#### INPUT

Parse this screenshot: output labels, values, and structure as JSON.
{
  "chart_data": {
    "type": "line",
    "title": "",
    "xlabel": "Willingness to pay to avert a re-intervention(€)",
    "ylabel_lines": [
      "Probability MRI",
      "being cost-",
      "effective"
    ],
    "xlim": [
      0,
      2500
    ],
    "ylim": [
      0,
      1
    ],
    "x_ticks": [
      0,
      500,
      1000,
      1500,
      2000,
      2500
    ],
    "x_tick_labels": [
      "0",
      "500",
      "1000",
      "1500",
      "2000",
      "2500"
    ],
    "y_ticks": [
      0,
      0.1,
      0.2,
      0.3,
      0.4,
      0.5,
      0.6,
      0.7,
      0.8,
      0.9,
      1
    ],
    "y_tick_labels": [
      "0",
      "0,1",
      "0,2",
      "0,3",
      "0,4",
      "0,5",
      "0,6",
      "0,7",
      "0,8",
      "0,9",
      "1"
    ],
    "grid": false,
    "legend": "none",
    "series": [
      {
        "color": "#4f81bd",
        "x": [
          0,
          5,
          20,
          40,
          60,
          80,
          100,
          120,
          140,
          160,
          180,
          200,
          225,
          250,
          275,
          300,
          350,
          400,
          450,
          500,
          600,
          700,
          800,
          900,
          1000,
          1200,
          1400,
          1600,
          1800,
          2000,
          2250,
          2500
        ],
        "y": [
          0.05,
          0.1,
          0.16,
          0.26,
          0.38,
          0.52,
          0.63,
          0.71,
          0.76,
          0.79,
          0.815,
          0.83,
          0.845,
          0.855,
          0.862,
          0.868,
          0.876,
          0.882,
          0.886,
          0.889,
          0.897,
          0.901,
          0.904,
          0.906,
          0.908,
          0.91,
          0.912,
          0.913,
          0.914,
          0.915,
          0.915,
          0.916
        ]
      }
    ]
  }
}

########

#### [GIVEN REQUEST]
Make an exact copy of the listing, including every line.

#### [SOLUTION TO THIS TASK]
Parse this screenshot: output labels, values, and structure as JSON.
{
  "chart_data": {
    "type": "line",
    "title": "",
    "xlabel": "Willingness to pay to avert a re-intervention(€)",
    "ylabel_lines": [
      "Probability MRI",
      "being cost-",
      "effective"
    ],
    "xlim": [
      0,
      2500
    ],
    "ylim": [
      0,
      1
    ],
    "x_ticks": [
      0,
      500,
      1000,
      1500,
      2000,
      2500
    ],
    "x_tick_labels": [
      "0",
      "500",
      "1000",
      "1500",
      "2000",
      "2500"
    ],
    "y_ticks": [
      0,
      0.1,
      0.2,
      0.3,
      0.4,
      0.5,
      0.6,
      0.7,
      0.8,
      0.9,
      1
    ],
    "y_tick_labels": [
      "0",
      "0,1",
      "0,2",
      "0,3",
      "0,4",
      "0,5",
      "0,6",
      "0,7",
      "0,8",
      "0,9",
      "1"
    ],
    "grid": false,
    "legend": "none",
    "series": [
      {
        "color": "#4f81bd",
        "x": [
          0,
          5,
          20,
          40,
          60,
          80,
          100,
          120,
          140,
          160,
          180,
          200,
          225,
          250,
          275,
          300,
          350,
          400,
          450,
          500,
          600,
          700,
          800,
          900,
          1000,
          1200,
          1400,
          1600,
          1800,
          2000,
          2250,
          2500
        ],
        "y": [
          0.05,
          0.1,
          0.16,
          0.26,
          0.38,
          0.52,
          0.63,
          0.71,
          0.76,
          0.79,
          0.815,
          0.83,
          0.845,
          0.855,
          0.862,
          0.868,
          0.876,
          0.882,
          0.886,
          0.889,
          0.897,
          0.901,
          0.904,
          0.906,
          0.908,
          0.91,
          0.912,
          0.913,
          0.914,
          0.915,
          0.915,
          0.916
        ]
      }
    ]
  }
}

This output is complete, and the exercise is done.